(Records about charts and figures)
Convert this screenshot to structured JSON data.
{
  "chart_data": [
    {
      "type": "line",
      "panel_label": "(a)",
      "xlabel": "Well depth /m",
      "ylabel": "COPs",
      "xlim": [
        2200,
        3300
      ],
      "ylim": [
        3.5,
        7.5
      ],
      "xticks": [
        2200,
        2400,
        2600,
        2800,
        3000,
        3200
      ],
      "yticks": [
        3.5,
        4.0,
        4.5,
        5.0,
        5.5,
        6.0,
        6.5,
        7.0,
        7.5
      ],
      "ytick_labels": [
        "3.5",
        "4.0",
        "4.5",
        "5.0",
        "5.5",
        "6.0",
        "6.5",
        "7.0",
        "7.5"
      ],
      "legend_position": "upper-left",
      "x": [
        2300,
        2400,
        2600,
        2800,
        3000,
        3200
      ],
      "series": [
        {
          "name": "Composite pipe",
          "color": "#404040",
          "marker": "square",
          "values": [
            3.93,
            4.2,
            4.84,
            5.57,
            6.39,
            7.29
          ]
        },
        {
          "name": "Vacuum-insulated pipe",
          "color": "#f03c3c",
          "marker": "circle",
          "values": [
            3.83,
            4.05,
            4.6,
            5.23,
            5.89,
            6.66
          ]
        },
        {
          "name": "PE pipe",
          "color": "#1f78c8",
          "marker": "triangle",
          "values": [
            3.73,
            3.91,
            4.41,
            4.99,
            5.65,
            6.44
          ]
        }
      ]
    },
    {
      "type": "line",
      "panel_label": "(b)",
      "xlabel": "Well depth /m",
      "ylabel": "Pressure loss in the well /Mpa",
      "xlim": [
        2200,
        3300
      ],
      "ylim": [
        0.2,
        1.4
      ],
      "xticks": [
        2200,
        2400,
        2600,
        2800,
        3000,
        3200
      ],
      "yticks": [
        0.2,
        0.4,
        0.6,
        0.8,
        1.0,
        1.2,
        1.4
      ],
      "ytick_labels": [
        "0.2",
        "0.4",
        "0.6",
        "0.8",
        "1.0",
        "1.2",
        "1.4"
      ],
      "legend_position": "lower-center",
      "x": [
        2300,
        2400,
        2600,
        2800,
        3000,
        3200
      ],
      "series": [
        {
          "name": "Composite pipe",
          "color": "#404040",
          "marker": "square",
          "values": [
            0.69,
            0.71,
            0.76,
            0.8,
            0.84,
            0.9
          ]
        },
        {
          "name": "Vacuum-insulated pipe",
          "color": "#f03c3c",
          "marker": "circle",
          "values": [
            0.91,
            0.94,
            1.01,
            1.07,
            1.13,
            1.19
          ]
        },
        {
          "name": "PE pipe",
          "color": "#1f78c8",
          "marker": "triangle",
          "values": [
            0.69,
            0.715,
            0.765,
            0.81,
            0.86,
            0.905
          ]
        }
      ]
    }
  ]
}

[WORK TO BE COMPLETED]: Everything in the listing above should be restated exactly.

[ANSWER FOR THE TASK]:
Convert this screenshot to structured JSON data.
{
  "chart_data": [
    {
      "type": "line",
      "panel_label": "(a)",
      "xlabel": "Well depth /m",
      "ylabel": "COPs",
      "xlim": [
        2200,
        3300
      ],
      "ylim": [
        3.5,
        7.5
      ],
      "xticks": [
        2200,
        2400,
        2600,
        2800,
        3000,
        3200
      ],
      "yticks": [
        3.5,
        4.0,
        4.5,
        5.0,
        5.5,
        6.0,
        6.5,
        7.0,
        7.5
      ],
      "ytick_labels": [
        "3.5",
        "4.0",
        "4.5",
        "5.0",
        "5.5",
        "6.0",
        "6.5",
        "7.0",
        "7.5"
      ],
      "legend_position": "upper-left",
      "x": [
        2300,
        2400,
        2600,
        2800,
        3000,
        3200
      ],
      "series": [
        {
          "name": "Composite pipe",
          "color": "#404040",
          "marker": "square",
          "values": [
            3.93,
            4.2,
            4.84,
            5.57,
            6.39,
            7.29
          ]
        },
        {
          "name": "Vacuum-insulated pipe",
          "color": "#f03c3c",
          "marker": "circle",
          "values": [
            3.83,
            4.05,
            4.6,
            5.23,
            5.89,
            6.66
          ]
        },
        {
          "name": "PE pipe",
          "color": "#1f78c8",
          "marker": "triangle",
          "values": [
            3.73,
            3.91,
            4.41,
            4.99,
            5.65,
            6.44
          ]
        }
      ]
    },
    {
      "type": "line",
      "panel_label": "(b)",
      "xlabel": "Well depth /m",
      "ylabel": "Pressure loss in the well /Mpa",
      "xlim": [
        2200,
        3300
      ],
      "ylim": [
        0.2,
        1.4
      ],
      "xticks": [
        2200,
        2400,
        2600,
        2800,
        3000,
        3200
      ],
      "yticks": [
        0.2,
        0.4,
        0.6,
        0.8,
        1.0,
        1.2,
        1.4
      ],
      "ytick_labels": [
        "0.2",
        "0.4",
        "0.6",
        "0.8",
        "1.0",
        "1.2",
        "1.4"
      ],
      "legend_position": "lower-center",
      "x": [
        2300,
        2400,
        2600,
        2800,
        3000,
        3200
      ],
      "series": [
        {
          "name": "Composite pipe",
          "color": "#404040",
          "marker": "square",
          "values": [
            0.69,
            0.71,
            0.76,
            0.8,
            0.84,
            0.9
          ]
        },
        {
          "name": "Vacuum-insulated pipe",
          "color": "#f03c3c",
          "marker": "circle",
          "values": [
            0.91,
            0.94,
            1.01,
            1.07,
            1.13,
            1.19
          ]
        },
        {
          "name": "PE pipe",
          "color": "#1f78c8",
          "marker": "triangle",
          "values": [
            0.69,
            0.715,
            0.765,
            0.81,
            0.86,
            0.905
          ]
        }
      ]
    }
  ]
}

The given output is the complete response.